(Dataset items)
■ ■ ■
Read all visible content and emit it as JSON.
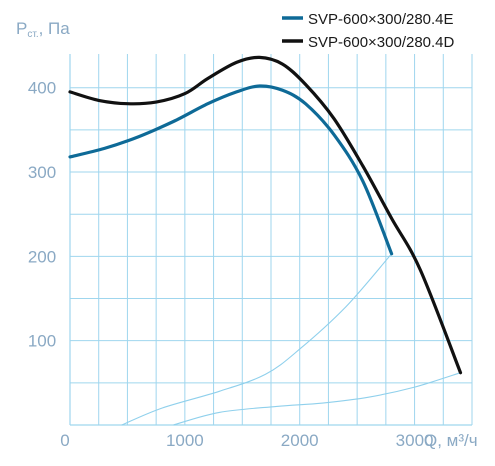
{
  "chart_data": {
    "type": "line",
    "ylabel_main": "P",
    "ylabel_sub": "ст.",
    "ylabel_unit": ", Па",
    "xlabel": "Q, м³/ч",
    "x_ticks": [
      "0",
      "1000",
      "2000",
      "3000"
    ],
    "y_ticks": [
      "100",
      "200",
      "300",
      "400"
    ],
    "xlim": [
      0,
      3500
    ],
    "ylim": [
      0,
      440
    ],
    "grid": true,
    "legend_position": "top-right",
    "series": [
      {
        "name": "SVP-600×300/280.4E",
        "color": "#0e6a97",
        "points": [
          [
            0,
            318
          ],
          [
            300,
            328
          ],
          [
            600,
            342
          ],
          [
            900,
            360
          ],
          [
            1200,
            381
          ],
          [
            1450,
            395
          ],
          [
            1650,
            402
          ],
          [
            1850,
            397
          ],
          [
            2050,
            381
          ],
          [
            2300,
            344
          ],
          [
            2550,
            289
          ],
          [
            2800,
            203
          ]
        ]
      },
      {
        "name": "SVP-600×300/280.4D",
        "color": "#111111",
        "points": [
          [
            0,
            395
          ],
          [
            250,
            385
          ],
          [
            500,
            381
          ],
          [
            750,
            383
          ],
          [
            1000,
            393
          ],
          [
            1200,
            411
          ],
          [
            1450,
            430
          ],
          [
            1650,
            436
          ],
          [
            1850,
            428
          ],
          [
            2050,
            404
          ],
          [
            2300,
            363
          ],
          [
            2550,
            307
          ],
          [
            2800,
            245
          ],
          [
            3050,
            184
          ],
          [
            3400,
            62
          ]
        ]
      }
    ],
    "system_curves": [
      {
        "color": "#8fd0ec",
        "points": [
          [
            450,
            0
          ],
          [
            800,
            20
          ],
          [
            1300,
            40
          ],
          [
            1700,
            60
          ],
          [
            2000,
            90
          ],
          [
            2400,
            140
          ],
          [
            2800,
            203
          ]
        ]
      },
      {
        "color": "#8fd0ec",
        "points": [
          [
            900,
            0
          ],
          [
            1300,
            15
          ],
          [
            1800,
            22
          ],
          [
            2200,
            26
          ],
          [
            2600,
            33
          ],
          [
            3000,
            45
          ],
          [
            3400,
            62
          ]
        ]
      }
    ]
  }
}
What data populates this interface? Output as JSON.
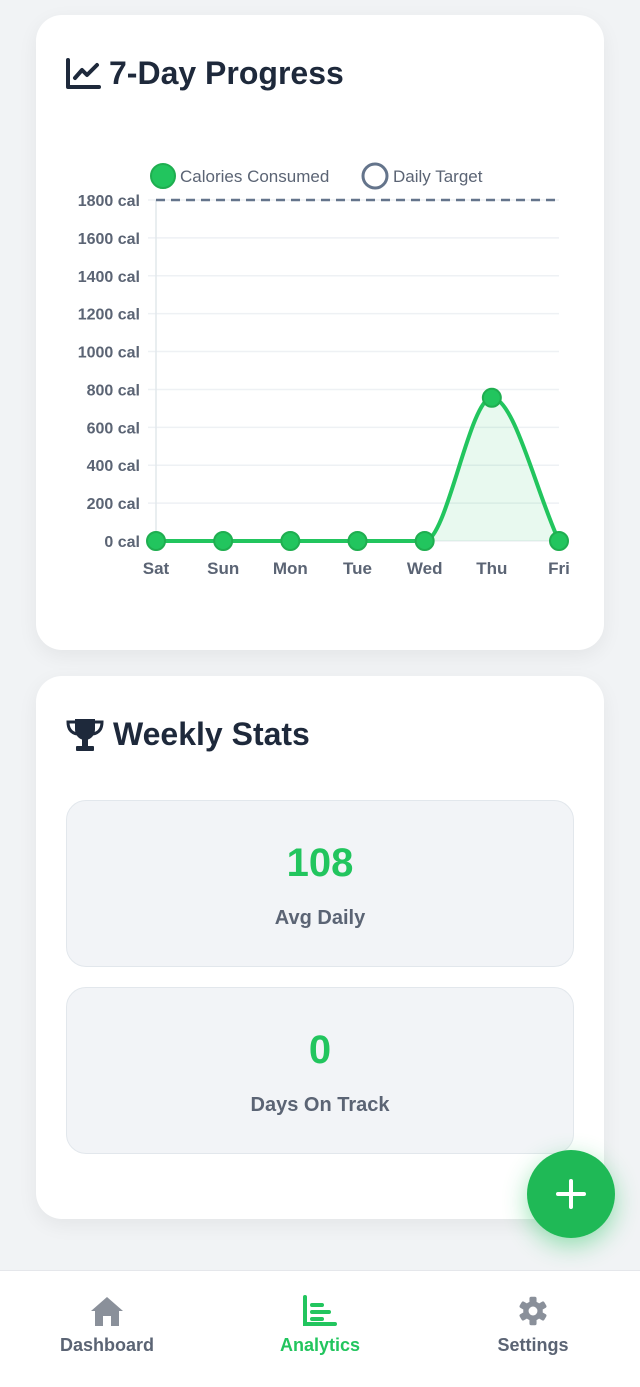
■ ■ ■
— The problem —
Reproduce the full material exactly, excluding the pictures.

— Exercise answer —
Read all visible content and emit it as JSON.
{
  "chart_data": {
    "type": "line",
    "ylabel_main": "P",
    "ylabel_sub": "ст.",
    "ylabel_unit": ", Па",
    "xlabel": "Q, м³/ч",
    "x_ticks": [
      "0",
      "1000",
      "2000",
      "3000"
    ],
    "y_ticks": [
      "100",
      "200",
      "300",
      "400"
    ],
    "xlim": [
      0,
      3500
    ],
    "ylim": [
      0,
      440
    ],
    "grid": true,
    "legend_position": "top-right",
    "series": [
      {
        "name": "SVP-600×300/280.4E",
        "color": "#0e6a97",
        "points": [
          [
            0,
            318
          ],
          [
            300,
            328
          ],
          [
            600,
            342
          ],
          [
            900,
            360
          ],
          [
            1200,
            381
          ],
          [
            1450,
            395
          ],
          [
            1650,
            402
          ],
          [
            1850,
            397
          ],
          [
            2050,
            381
          ],
          [
            2300,
            344
          ],
          [
            2550,
            289
          ],
          [
            2800,
            203
          ]
        ]
      },
      {
        "name": "SVP-600×300/280.4D",
        "color": "#111111",
        "points": [
          [
            0,
            395
          ],
          [
            250,
            385
          ],
          [
            500,
            381
          ],
          [
            750,
            383
          ],
          [
            1000,
            393
          ],
          [
            1200,
            411
          ],
          [
            1450,
            430
          ],
          [
            1650,
            436
          ],
          [
            1850,
            428
          ],
          [
            2050,
            404
          ],
          [
            2300,
            363
          ],
          [
            2550,
            307
          ],
          [
            2800,
            245
          ],
          [
            3050,
            184
          ],
          [
            3400,
            62
          ]
        ]
      }
    ],
    "system_curves": [
      {
        "color": "#8fd0ec",
        "points": [
          [
            450,
            0
          ],
          [
            800,
            20
          ],
          [
            1300,
            40
          ],
          [
            1700,
            60
          ],
          [
            2000,
            90
          ],
          [
            2400,
            140
          ],
          [
            2800,
            203
          ]
        ]
      },
      {
        "color": "#8fd0ec",
        "points": [
          [
            900,
            0
          ],
          [
            1300,
            15
          ],
          [
            1800,
            22
          ],
          [
            2200,
            26
          ],
          [
            2600,
            33
          ],
          [
            3000,
            45
          ],
          [
            3400,
            62
          ]
        ]
      }
    ]
  }
}
What data populates this interface? Output as JSON.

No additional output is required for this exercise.